● Work to do
Set each entry down verbatim, omitting images.

-- BEGIN --

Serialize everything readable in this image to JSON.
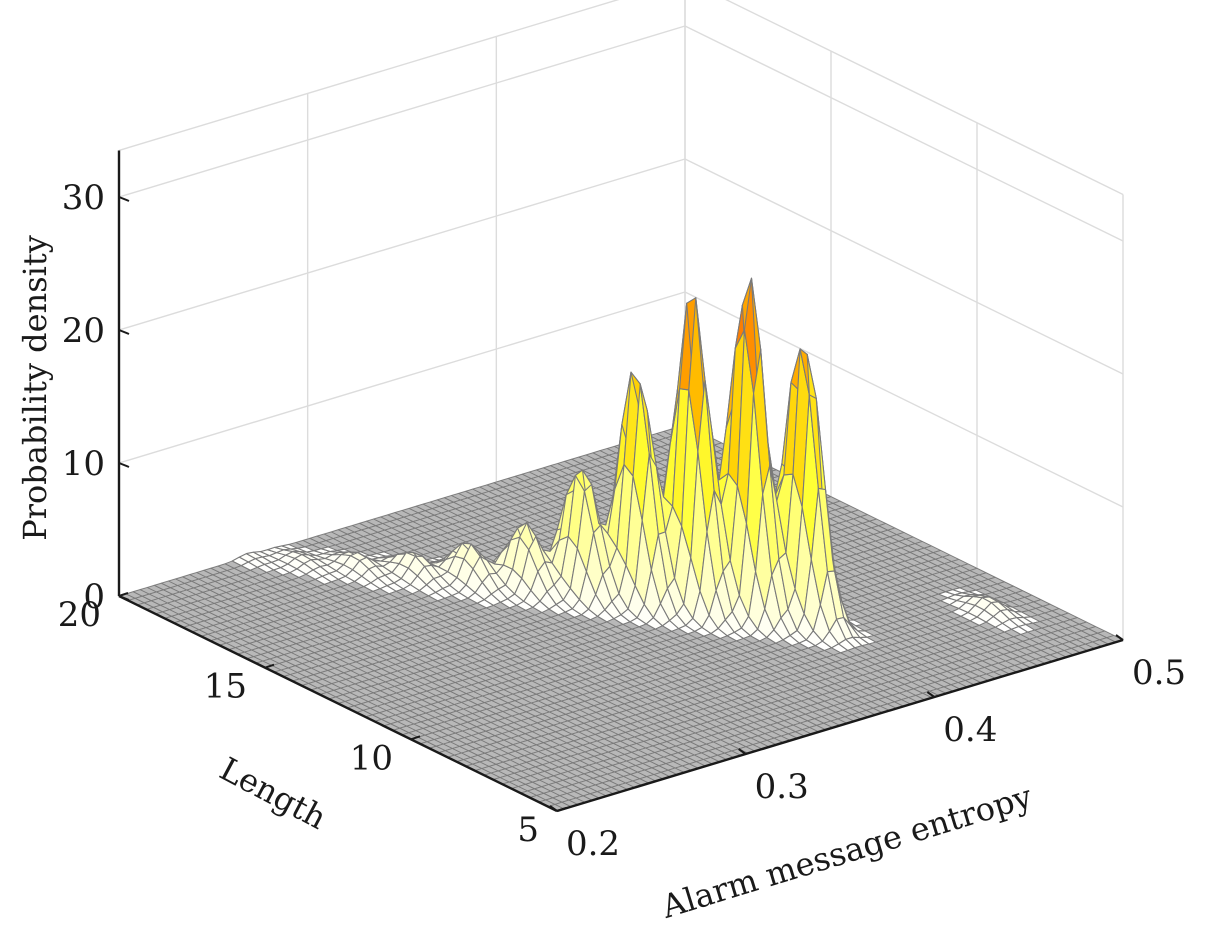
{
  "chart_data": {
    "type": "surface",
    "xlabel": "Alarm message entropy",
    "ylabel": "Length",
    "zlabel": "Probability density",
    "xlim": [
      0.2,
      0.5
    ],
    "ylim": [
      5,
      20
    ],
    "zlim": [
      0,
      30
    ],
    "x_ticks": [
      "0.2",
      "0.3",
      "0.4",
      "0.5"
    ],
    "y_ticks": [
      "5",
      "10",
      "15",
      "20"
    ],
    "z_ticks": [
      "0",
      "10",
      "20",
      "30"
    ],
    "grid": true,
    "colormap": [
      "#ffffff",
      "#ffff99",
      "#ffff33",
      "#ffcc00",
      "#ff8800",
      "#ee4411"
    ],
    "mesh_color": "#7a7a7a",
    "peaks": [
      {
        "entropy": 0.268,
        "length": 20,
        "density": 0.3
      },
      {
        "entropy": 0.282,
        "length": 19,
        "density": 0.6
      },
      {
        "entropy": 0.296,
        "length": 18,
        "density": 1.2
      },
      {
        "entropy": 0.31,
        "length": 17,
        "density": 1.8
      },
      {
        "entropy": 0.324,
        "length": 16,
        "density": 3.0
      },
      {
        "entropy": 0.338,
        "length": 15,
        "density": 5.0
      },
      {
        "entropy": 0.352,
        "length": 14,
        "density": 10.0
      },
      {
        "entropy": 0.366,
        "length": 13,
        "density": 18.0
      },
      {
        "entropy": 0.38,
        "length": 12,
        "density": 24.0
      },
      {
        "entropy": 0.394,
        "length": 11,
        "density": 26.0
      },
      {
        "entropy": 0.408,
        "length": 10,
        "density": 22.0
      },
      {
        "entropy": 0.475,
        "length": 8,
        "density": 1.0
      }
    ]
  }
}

-- END --

● Task answer
Serialize everything readable in this image to JSON.
{
  "chart_data": {
    "type": "surface",
    "xlabel": "Alarm message entropy",
    "ylabel": "Length",
    "zlabel": "Probability density",
    "xlim": [
      0.2,
      0.5
    ],
    "ylim": [
      5,
      20
    ],
    "zlim": [
      0,
      30
    ],
    "x_ticks": [
      "0.2",
      "0.3",
      "0.4",
      "0.5"
    ],
    "y_ticks": [
      "5",
      "10",
      "15",
      "20"
    ],
    "z_ticks": [
      "0",
      "10",
      "20",
      "30"
    ],
    "grid": true,
    "colormap": [
      "#ffffff",
      "#ffff99",
      "#ffff33",
      "#ffcc00",
      "#ff8800",
      "#ee4411"
    ],
    "mesh_color": "#7a7a7a",
    "peaks": [
      {
        "entropy": 0.268,
        "length": 20,
        "density": 0.3
      },
      {
        "entropy": 0.282,
        "length": 19,
        "density": 0.6
      },
      {
        "entropy": 0.296,
        "length": 18,
        "density": 1.2
      },
      {
        "entropy": 0.31,
        "length": 17,
        "density": 1.8
      },
      {
        "entropy": 0.324,
        "length": 16,
        "density": 3.0
      },
      {
        "entropy": 0.338,
        "length": 15,
        "density": 5.0
      },
      {
        "entropy": 0.352,
        "length": 14,
        "density": 10.0
      },
      {
        "entropy": 0.366,
        "length": 13,
        "density": 18.0
      },
      {
        "entropy": 0.38,
        "length": 12,
        "density": 24.0
      },
      {
        "entropy": 0.394,
        "length": 11,
        "density": 26.0
      },
      {
        "entropy": 0.408,
        "length": 10,
        "density": 22.0
      },
      {
        "entropy": 0.475,
        "length": 8,
        "density": 1.0
      }
    ]
  }
}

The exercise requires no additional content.